WHAT YOU HAVE TO DO: Within the records below, find each line that holds the string "Kugellager", then copy it.

RECORDED DATA:
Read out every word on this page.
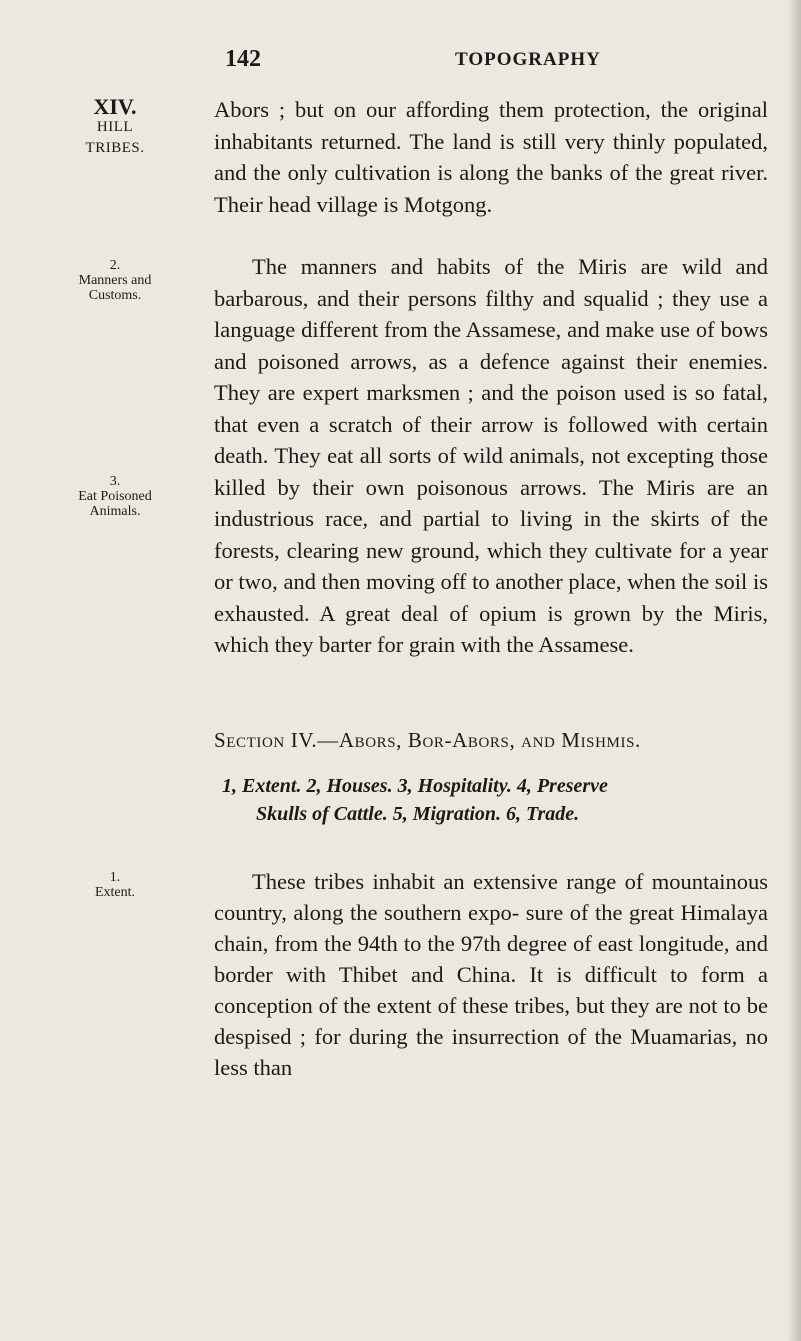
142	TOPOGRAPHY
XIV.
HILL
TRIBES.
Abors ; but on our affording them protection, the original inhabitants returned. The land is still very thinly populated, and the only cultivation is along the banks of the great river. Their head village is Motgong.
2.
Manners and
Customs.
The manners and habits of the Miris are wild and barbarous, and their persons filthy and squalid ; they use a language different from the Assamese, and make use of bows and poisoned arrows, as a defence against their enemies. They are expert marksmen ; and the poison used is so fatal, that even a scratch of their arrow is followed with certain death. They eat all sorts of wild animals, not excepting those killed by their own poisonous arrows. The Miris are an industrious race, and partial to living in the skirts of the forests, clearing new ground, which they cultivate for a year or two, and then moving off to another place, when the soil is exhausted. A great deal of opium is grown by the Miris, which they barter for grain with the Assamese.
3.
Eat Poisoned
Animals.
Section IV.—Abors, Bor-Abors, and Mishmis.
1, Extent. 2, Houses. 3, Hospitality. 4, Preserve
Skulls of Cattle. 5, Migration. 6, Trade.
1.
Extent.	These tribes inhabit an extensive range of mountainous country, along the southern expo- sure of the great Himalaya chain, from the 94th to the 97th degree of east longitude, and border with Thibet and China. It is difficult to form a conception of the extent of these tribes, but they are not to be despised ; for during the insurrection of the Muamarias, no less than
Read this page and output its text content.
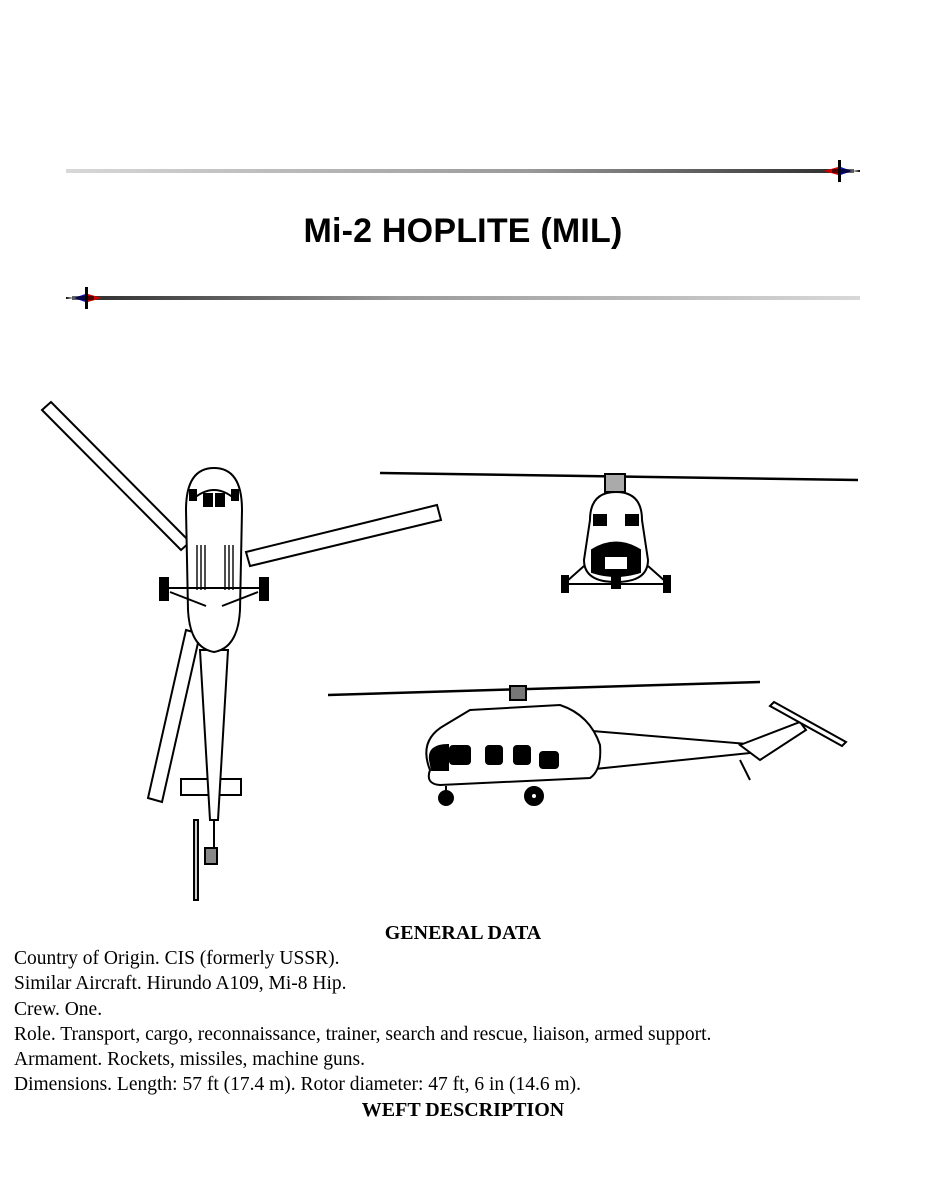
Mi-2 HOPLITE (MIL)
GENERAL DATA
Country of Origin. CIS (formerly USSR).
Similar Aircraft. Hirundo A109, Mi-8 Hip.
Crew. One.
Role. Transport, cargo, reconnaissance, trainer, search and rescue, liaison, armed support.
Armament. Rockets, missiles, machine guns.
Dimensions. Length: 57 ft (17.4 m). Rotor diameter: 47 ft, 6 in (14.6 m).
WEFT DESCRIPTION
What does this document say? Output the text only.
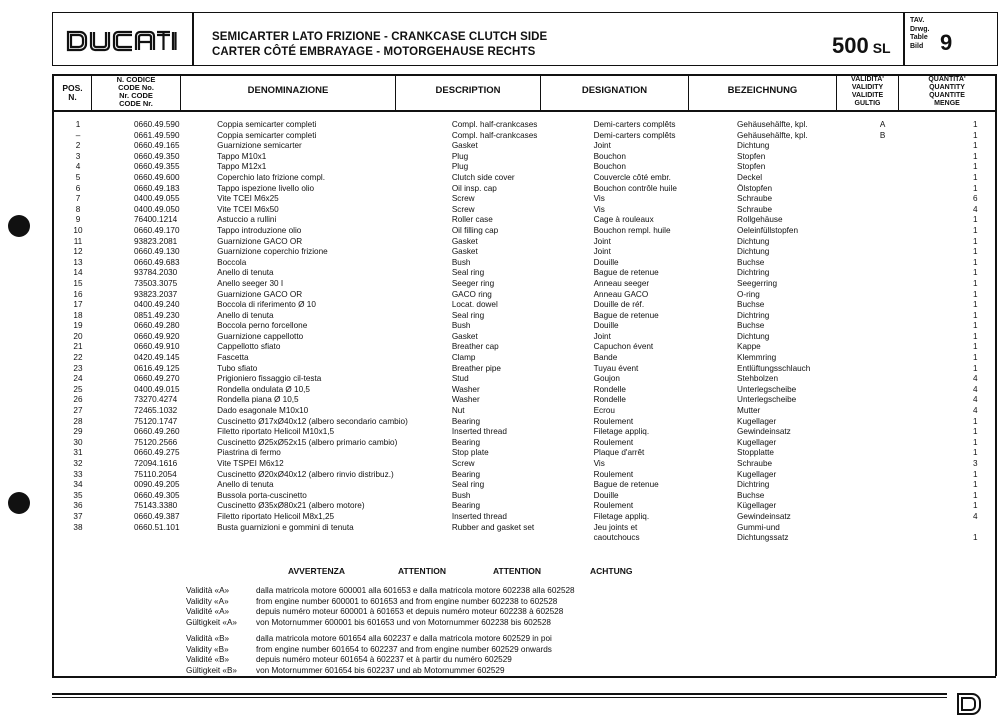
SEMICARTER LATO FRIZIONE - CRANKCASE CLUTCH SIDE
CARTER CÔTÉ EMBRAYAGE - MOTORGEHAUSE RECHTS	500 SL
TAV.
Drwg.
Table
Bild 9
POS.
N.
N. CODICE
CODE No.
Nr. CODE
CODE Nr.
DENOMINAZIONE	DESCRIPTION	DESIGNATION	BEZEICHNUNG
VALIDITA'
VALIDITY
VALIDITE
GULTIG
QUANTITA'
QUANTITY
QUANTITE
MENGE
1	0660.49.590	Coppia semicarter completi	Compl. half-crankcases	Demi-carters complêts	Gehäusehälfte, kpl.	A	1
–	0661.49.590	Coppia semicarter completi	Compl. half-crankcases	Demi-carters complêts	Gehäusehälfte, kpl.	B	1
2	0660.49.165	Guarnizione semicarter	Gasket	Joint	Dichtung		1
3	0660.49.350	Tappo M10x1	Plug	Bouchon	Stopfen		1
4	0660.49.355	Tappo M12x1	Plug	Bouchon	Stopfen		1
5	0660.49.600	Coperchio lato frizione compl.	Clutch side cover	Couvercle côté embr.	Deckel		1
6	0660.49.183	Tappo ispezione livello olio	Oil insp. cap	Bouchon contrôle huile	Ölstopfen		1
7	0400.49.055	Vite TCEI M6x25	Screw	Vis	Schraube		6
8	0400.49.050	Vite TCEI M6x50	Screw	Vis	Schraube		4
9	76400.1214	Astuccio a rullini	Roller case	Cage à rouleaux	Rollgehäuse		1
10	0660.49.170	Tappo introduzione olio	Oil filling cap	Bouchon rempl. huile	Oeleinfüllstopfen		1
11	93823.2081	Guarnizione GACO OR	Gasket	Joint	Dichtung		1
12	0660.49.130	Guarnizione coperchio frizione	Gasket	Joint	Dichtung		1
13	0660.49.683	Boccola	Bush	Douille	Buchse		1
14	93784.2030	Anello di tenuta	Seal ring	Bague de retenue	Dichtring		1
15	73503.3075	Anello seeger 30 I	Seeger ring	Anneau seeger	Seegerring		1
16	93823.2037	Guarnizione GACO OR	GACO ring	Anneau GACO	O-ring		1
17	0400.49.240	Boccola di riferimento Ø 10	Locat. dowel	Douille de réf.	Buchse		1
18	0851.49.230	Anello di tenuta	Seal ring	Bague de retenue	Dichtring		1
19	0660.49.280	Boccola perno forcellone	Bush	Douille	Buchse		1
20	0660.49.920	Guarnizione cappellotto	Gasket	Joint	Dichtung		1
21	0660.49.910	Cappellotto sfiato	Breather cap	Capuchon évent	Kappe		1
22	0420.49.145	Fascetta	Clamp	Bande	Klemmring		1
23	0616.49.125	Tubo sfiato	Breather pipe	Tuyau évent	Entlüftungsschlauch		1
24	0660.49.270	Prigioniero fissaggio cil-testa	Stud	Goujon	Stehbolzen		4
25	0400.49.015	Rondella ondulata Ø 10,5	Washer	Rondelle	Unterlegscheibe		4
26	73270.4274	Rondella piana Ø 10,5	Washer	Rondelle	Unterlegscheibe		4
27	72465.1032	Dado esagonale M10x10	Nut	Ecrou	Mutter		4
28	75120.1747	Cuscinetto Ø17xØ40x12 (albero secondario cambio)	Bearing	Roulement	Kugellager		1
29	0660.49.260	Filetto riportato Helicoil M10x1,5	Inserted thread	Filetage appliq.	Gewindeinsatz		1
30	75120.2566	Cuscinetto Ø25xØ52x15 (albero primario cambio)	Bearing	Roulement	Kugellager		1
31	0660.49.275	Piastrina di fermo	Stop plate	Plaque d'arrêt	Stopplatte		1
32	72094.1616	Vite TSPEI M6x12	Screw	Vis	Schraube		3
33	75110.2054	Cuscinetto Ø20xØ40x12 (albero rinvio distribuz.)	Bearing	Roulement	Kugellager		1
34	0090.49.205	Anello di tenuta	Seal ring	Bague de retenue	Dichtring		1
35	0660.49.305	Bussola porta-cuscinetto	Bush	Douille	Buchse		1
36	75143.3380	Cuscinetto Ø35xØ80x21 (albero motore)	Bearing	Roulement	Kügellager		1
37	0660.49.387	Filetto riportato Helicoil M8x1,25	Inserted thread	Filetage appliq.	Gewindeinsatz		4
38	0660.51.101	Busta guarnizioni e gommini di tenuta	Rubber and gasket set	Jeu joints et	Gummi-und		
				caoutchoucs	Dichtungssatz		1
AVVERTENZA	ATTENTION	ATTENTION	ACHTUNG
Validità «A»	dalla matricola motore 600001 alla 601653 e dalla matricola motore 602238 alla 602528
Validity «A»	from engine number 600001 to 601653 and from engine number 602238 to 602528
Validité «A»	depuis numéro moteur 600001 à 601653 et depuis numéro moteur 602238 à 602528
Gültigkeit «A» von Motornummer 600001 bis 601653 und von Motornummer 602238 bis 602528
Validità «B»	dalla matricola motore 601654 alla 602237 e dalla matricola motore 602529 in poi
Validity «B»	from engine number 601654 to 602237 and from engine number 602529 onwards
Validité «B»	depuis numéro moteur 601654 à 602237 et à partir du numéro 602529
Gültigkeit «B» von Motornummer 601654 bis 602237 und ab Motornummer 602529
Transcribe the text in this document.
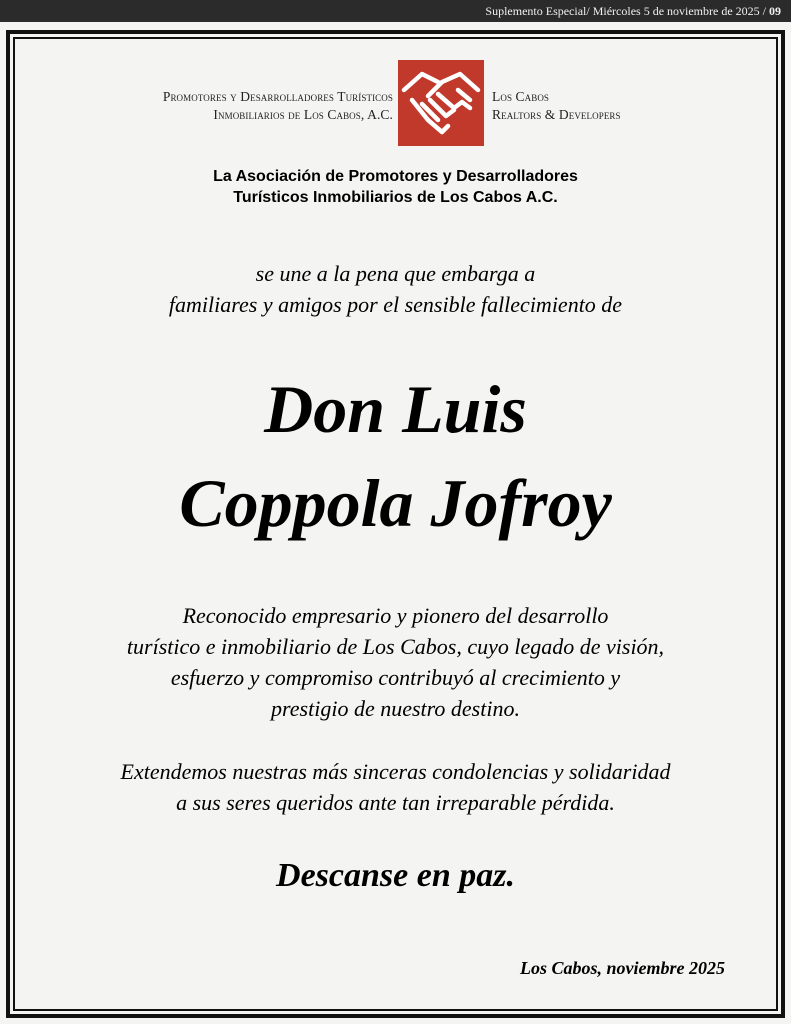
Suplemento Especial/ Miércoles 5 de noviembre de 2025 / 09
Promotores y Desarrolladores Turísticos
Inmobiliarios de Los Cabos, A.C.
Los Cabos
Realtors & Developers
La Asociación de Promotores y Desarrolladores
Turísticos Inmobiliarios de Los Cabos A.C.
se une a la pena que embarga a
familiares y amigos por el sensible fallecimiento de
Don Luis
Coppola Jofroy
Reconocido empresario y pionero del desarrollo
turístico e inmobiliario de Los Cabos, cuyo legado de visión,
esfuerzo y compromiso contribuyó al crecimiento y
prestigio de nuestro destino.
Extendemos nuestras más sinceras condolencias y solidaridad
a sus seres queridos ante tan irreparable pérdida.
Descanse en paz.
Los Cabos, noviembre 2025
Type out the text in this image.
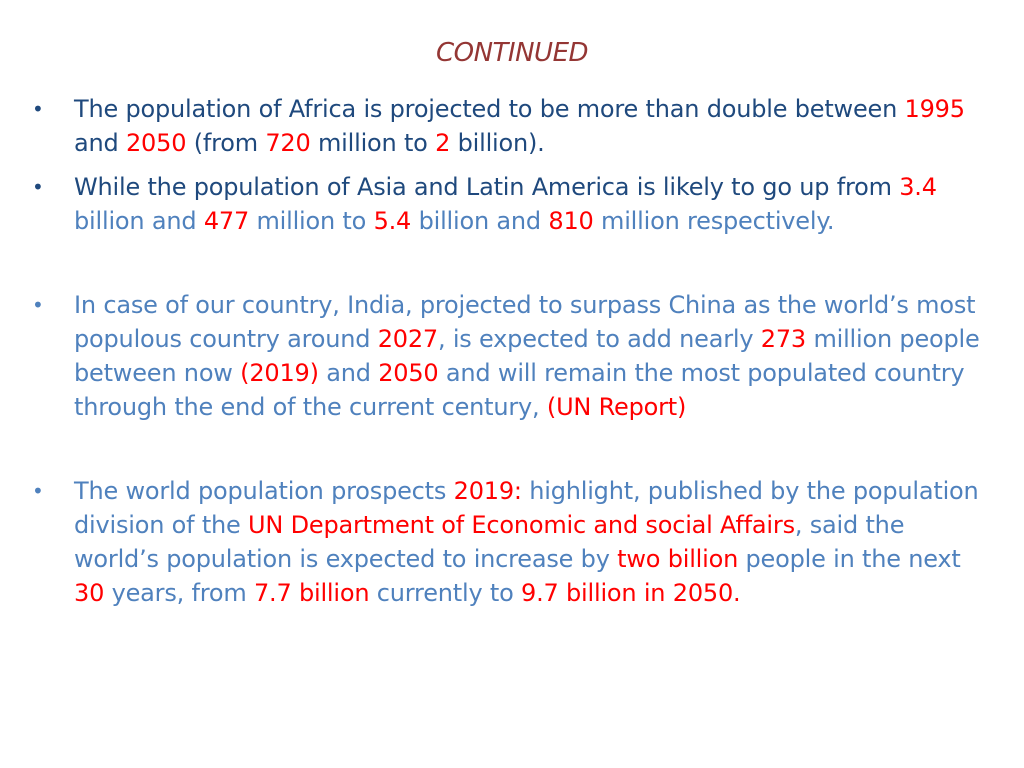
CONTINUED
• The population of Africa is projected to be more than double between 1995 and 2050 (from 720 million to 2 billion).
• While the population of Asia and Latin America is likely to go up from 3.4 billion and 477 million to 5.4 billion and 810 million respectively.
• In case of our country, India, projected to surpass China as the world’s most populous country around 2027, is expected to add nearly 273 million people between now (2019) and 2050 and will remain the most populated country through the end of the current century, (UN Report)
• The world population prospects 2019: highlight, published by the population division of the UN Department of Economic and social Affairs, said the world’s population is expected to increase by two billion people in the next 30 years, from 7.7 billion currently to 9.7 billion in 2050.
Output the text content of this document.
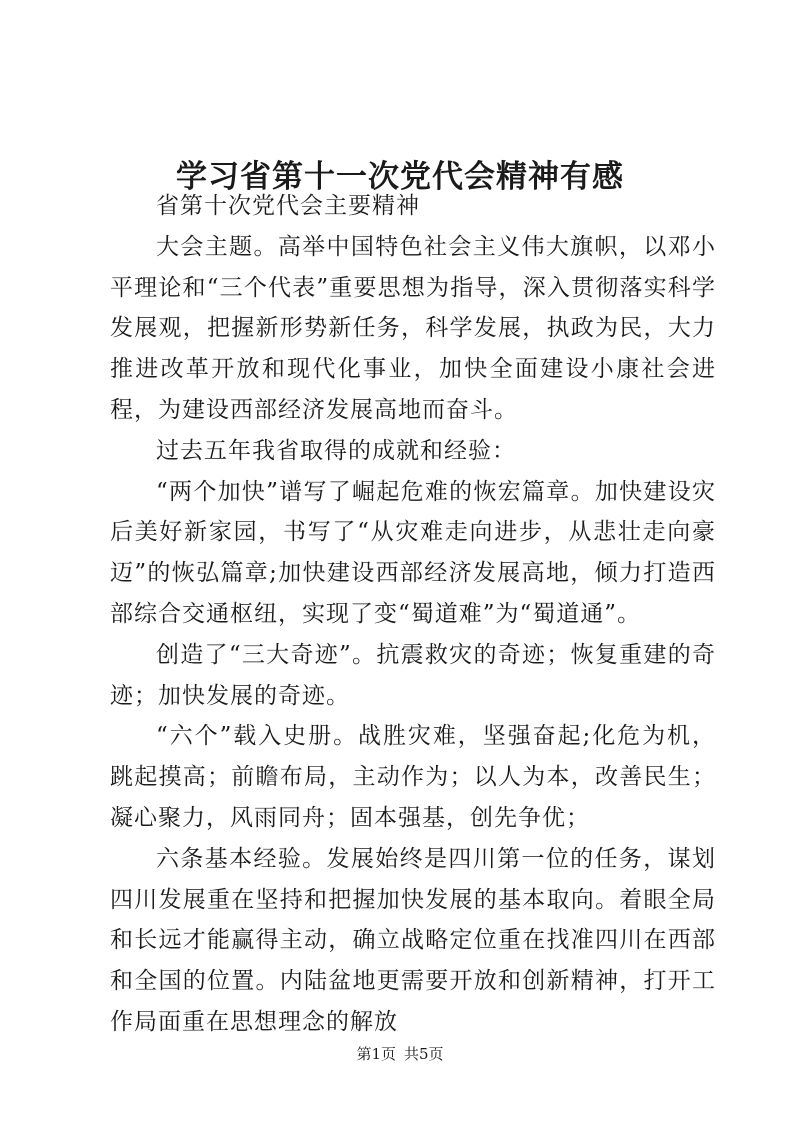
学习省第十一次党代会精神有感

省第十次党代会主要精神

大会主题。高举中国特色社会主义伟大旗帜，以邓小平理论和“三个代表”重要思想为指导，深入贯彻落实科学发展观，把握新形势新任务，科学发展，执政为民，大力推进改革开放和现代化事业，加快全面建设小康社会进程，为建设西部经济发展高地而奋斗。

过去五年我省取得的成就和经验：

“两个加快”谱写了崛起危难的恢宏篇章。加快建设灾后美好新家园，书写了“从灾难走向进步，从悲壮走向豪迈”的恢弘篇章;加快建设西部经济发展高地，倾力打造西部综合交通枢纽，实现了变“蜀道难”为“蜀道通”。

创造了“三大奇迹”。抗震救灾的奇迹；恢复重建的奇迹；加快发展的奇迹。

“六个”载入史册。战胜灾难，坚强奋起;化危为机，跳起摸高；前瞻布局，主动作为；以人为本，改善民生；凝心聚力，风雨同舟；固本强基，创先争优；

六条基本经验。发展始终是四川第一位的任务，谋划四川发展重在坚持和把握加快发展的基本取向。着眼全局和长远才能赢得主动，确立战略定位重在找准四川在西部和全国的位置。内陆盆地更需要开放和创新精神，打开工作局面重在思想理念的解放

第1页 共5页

TASK OUTPUT:
28	75120.1747	Cuscinetto Ø17xØ40x12 (albero secondario cambio)	Bearing	Roulement	Kugellager		1
30	75120.2566	Cuscinetto Ø25xØ52x15 (albero primario cambio)	Bearing	Roulement	Kugellager		1
33	75110.2054	Cuscinetto Ø20xØ40x12 (albero rinvio distribuz.)	Bearing	Roulement	Kugellager		1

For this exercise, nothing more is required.